Listed records:
◇ ◇ ◇ ◇ ◇ ◇ ◇
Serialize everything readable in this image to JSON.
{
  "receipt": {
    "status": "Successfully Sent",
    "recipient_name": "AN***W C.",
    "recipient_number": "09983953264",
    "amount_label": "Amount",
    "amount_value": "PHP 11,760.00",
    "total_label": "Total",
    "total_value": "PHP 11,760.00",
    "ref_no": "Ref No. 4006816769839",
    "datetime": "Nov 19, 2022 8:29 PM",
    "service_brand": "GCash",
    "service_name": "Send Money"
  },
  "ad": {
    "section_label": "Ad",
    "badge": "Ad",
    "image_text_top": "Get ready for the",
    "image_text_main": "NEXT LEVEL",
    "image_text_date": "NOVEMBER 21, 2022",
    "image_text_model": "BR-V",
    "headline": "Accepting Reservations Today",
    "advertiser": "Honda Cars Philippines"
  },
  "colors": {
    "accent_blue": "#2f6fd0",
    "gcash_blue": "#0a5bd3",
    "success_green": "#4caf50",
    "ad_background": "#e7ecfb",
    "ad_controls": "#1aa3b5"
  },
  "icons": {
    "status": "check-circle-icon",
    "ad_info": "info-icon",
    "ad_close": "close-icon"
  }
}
◇ ◇ ◇ ◇ ◇ ◇ ◇
Written problem:
Write down the full listing again, exactly.

The answer:
Serialize everything readable in this image to JSON.
{
  "receipt": {
    "status": "Successfully Sent",
    "recipient_name": "AN***W C.",
    "recipient_number": "09983953264",
    "amount_label": "Amount",
    "amount_value": "PHP 11,760.00",
    "total_label": "Total",
    "total_value": "PHP 11,760.00",
    "ref_no": "Ref No. 4006816769839",
    "datetime": "Nov 19, 2022 8:29 PM",
    "service_brand": "GCash",
    "service_name": "Send Money"
  },
  "ad": {
    "section_label": "Ad",
    "badge": "Ad",
    "image_text_top": "Get ready for the",
    "image_text_main": "NEXT LEVEL",
    "image_text_date": "NOVEMBER 21, 2022",
    "image_text_model": "BR-V",
    "headline": "Accepting Reservations Today",
    "advertiser": "Honda Cars Philippines"
  },
  "colors": {
    "accent_blue": "#2f6fd0",
    "gcash_blue": "#0a5bd3",
    "success_green": "#4caf50",
    "ad_background": "#e7ecfb",
    "ad_controls": "#1aa3b5"
  },
  "icons": {
    "status": "check-circle-icon",
    "ad_info": "info-icon",
    "ad_close": "close-icon"
  }
}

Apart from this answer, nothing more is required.